DIRECTIONS
Exactly repeat the material, dropping every picture from the copy.

SUPPLIED DATA
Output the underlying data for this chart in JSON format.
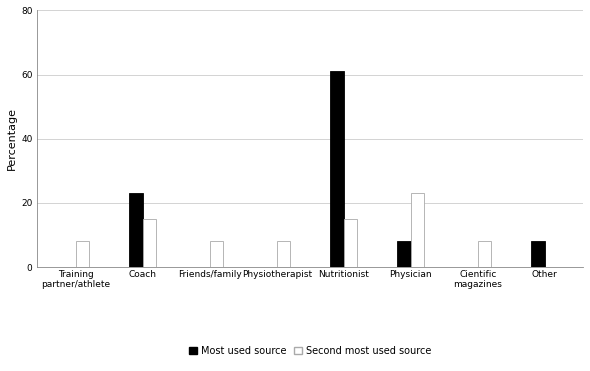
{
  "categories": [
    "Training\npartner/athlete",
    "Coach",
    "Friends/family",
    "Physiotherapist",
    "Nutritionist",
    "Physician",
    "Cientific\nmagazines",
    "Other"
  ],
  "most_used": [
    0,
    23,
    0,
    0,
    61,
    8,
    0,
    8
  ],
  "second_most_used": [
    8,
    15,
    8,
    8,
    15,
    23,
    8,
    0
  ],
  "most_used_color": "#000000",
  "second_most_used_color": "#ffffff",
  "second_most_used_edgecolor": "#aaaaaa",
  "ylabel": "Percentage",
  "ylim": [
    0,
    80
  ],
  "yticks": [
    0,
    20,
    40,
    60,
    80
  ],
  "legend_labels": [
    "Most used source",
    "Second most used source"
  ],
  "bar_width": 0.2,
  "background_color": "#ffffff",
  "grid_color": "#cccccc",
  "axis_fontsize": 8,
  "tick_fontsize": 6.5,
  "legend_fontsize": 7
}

SOLUTION FOR THIS PROBLEM
Output the underlying data for this chart in JSON format.
{
  "categories": [
    "Training\npartner/athlete",
    "Coach",
    "Friends/family",
    "Physiotherapist",
    "Nutritionist",
    "Physician",
    "Cientific\nmagazines",
    "Other"
  ],
  "most_used": [
    0,
    23,
    0,
    0,
    61,
    8,
    0,
    8
  ],
  "second_most_used": [
    8,
    15,
    8,
    8,
    15,
    23,
    8,
    0
  ],
  "most_used_color": "#000000",
  "second_most_used_color": "#ffffff",
  "second_most_used_edgecolor": "#aaaaaa",
  "ylabel": "Percentage",
  "ylim": [
    0,
    80
  ],
  "yticks": [
    0,
    20,
    40,
    60,
    80
  ],
  "legend_labels": [
    "Most used source",
    "Second most used source"
  ],
  "bar_width": 0.2,
  "background_color": "#ffffff",
  "grid_color": "#cccccc",
  "axis_fontsize": 8,
  "tick_fontsize": 6.5,
  "legend_fontsize": 7
}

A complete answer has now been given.